Requirement - Set down all of the data that follows word for word, without the images.

Data extract -
-.-.-

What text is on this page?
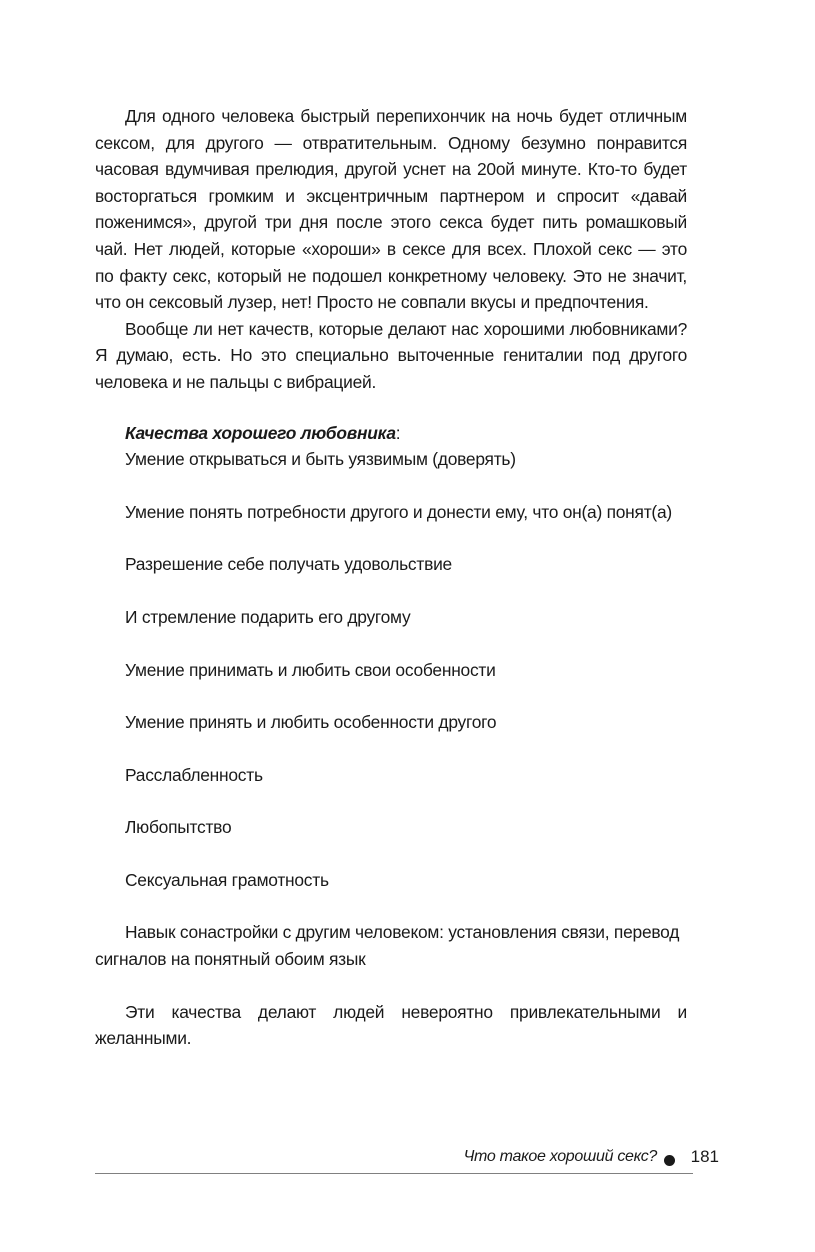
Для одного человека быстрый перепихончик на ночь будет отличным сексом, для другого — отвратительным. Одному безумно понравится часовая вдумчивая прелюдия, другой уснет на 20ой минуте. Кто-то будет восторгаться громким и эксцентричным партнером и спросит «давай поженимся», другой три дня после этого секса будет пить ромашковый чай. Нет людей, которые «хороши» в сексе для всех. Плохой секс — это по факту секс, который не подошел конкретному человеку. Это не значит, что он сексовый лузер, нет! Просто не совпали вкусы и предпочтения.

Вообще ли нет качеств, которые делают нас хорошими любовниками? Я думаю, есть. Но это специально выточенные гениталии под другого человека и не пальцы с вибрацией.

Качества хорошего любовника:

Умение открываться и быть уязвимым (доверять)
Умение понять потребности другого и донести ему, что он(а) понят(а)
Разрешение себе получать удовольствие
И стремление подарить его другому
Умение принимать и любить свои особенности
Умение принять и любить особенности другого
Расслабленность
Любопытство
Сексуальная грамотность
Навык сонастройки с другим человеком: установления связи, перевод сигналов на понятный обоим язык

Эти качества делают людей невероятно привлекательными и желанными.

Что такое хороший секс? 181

-.-.-

The completed task -
What text is on this page?
Для одного человека быстрый перепихончик на ночь будет отличным сексом, для другого — отвратительным. Одному безумно понравится часовая вдумчивая прелюдия, другой уснет на 20ой минуте. Кто-то будет восторгаться громким и эксцентричным партнером и спросит «давай поженимся», другой три дня после этого секса будет пить ромашковый чай. Нет людей, которые «хороши» в сексе для всех. Плохой секс — это по факту секс, который не подошел конкретному человеку. Это не значит, что он сексовый лузер, нет! Просто не совпали вкусы и предпочтения.

Вообще ли нет качеств, которые делают нас хорошими любовниками? Я думаю, есть. Но это специально выточенные гениталии под другого человека и не пальцы с вибрацией.

Качества хорошего любовника:

Умение открываться и быть уязвимым (доверять)
Умение понять потребности другого и донести ему, что он(а) понят(а)
Разрешение себе получать удовольствие
И стремление подарить его другому
Умение принимать и любить свои особенности
Умение принять и любить особенности другого
Расслабленность
Любопытство
Сексуальная грамотность
Навык сонастройки с другим человеком: установления связи, перевод сигналов на понятный обоим язык

Эти качества делают людей невероятно привлекательными и желанными.

Что такое хороший секс? 181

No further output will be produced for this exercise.